• Short exercise: Write out each line in which the string "языковая" is present.

• Provided records:
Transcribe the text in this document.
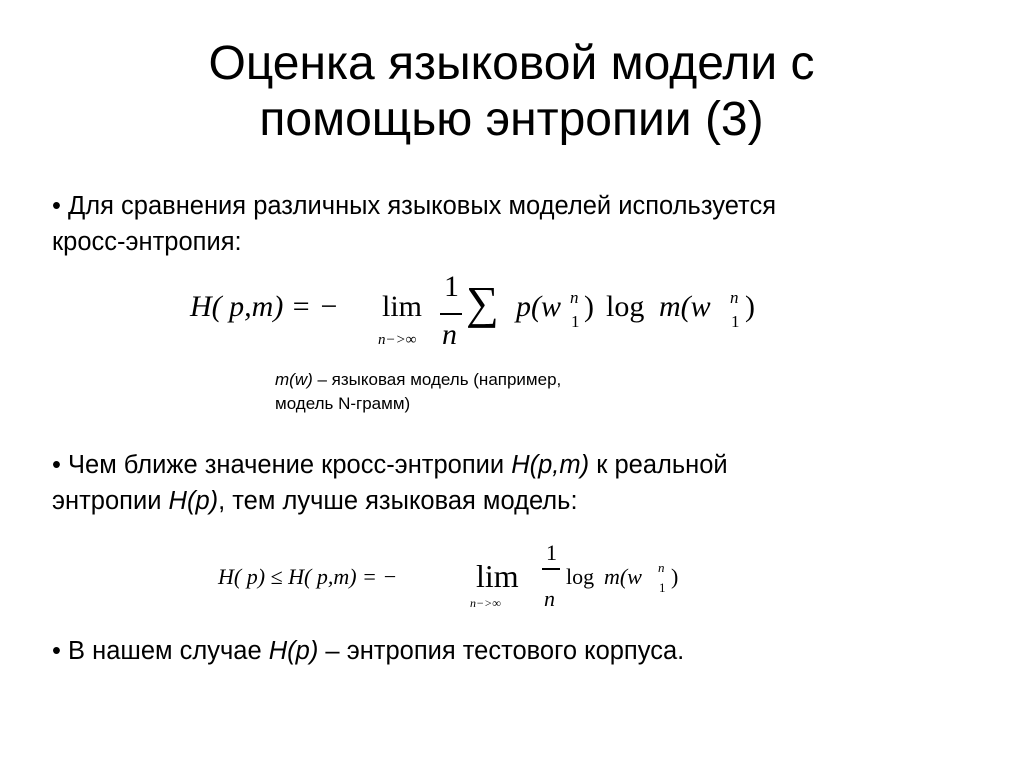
Оценка языковой модели с
помощью энтропии (3)
• Для сравнения различных языковых моделей используется
кросс-энтропия:
H( p,m) = − lim
n−>∞
1
n
∑ p(w n
1 ) log m(w n
1 )
m(w) – языковая модель (например,
модель N-грамм)
• Чем ближе значение кросс-энтропии H(p,m) к реальной
энтропии H(p), тем лучше языковая модель:
H( p) ≤ H( p,m) = − lim
n−>∞
1
n
log m(w n
1 )
• В нашем случае H(p) – энтропия тестового корпуса.
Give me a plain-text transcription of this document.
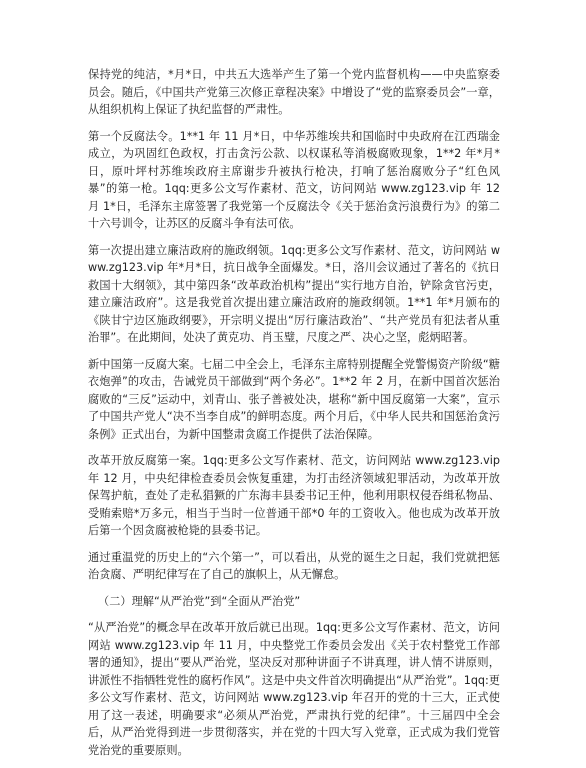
保持党的纯洁，*月*日，中共五大选举产生了第一个党内监督机构——中央监察委员会。随后，《中国共产党第三次修正章程决案》中增设了“党的监察委员会”一章，从组织机构上保证了执纪监督的严肃性。

第一个反腐法令。1**1 年 11 月*日，中华苏维埃共和国临时中央政府在江西瑞金成立，为巩固红色政权，打击贪污公款、以权谋私等消极腐败现象，1**2 年*月*日，原叶坪村苏维埃政府主席谢步升被执行枪决，打响了惩治腐败分子“红色风暴”的第一枪。1qq:更多公文写作素材、范文，访问网站 www.zg123.vip 年 12 月 1*日，毛泽东主席签署了我党第一个反腐法令《关于惩治贪污浪费行为》的第二十六号训令，让苏区的反腐斗争有法可依。

第一次提出建立廉洁政府的施政纲领。1qq:更多公文写作素材、范文，访问网站 www.zg123.vip 年*月*日，抗日战争全面爆发。*日，洛川会议通过了著名的《抗日救国十大纲领》，其中第四条“改革政治机构”提出“实行地方自治，铲除贪官污吏，建立廉洁政府”。这是我党首次提出建立廉洁政府的施政纲领。1**1 年*月颁布的《陕甘宁边区施政纲要》，开宗明义提出“厉行廉洁政治”、“共产党员有犯法者从重治罪”。在此期间，处决了黄克功、肖玉璧，尺度之严、决心之坚，彪炳昭著。

新中国第一反腐大案。七届二中全会上，毛泽东主席特别提醒全党警惕资产阶级“糖衣炮弹”的攻击，告诫党员干部做到“两个务必”。1**2 年 2 月，在新中国首次惩治腐败的“三反”运动中，刘青山、张子善被处决，堪称“新中国反腐第一大案”，宣示了中国共产党人“决不当李自成”的鲜明态度。两个月后，《中华人民共和国惩治贪污条例》正式出台，为新中国整肃贪腐工作提供了法治保障。

改革开放反腐第一案。1qq:更多公文写作素材、范文，访问网站 www.zg123.vip 年 12 月，中央纪律检查委员会恢复重建，为打击经济领域犯罪活动，为改革开放保驾护航，查处了走私猖獗的广东海丰县委书记王仲，他利用职权侵吞缉私物品、受贿索赔*万多元，相当于当时一位普通干部*0 年的工资收入。他也成为改革开放后第一个因贪腐被枪毙的县委书记。

通过重温党的历史上的“六个第一”，可以看出，从党的诞生之日起，我们党就把惩治贪腐、严明纪律写在了自己的旗帜上，从无懈怠。

（二）理解“从严治党”到“全面从严治党”

“从严治党”的概念早在改革开放后就已出现。1qq:更多公文写作素材、范文，访问网站 www.zg123.vip 年 11 月，中央整党工作委员会发出《关于农村整党工作部署的通知》，提出“要从严治党，坚决反对那种讲面子不讲真理，讲人情不讲原则，讲派性不指牺牲党性的腐朽作风”。这是中央文件首次明确提出“从严治党”。1qq:更多公文写作素材、范文，访问网站 www.zg123.vip 年召开的党的十三大，正式使用了这一表述，明确要求“必须从严治党，严肃执行党的纪律”。十三届四中全会后，从严治党得到进一步贯彻落实，并在党的十四大写入党章，正式成为我们党管党治党的重要原则。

• The response:
m(w) – языковая модель (например,
энтропии H(p), тем лучше языковая модель:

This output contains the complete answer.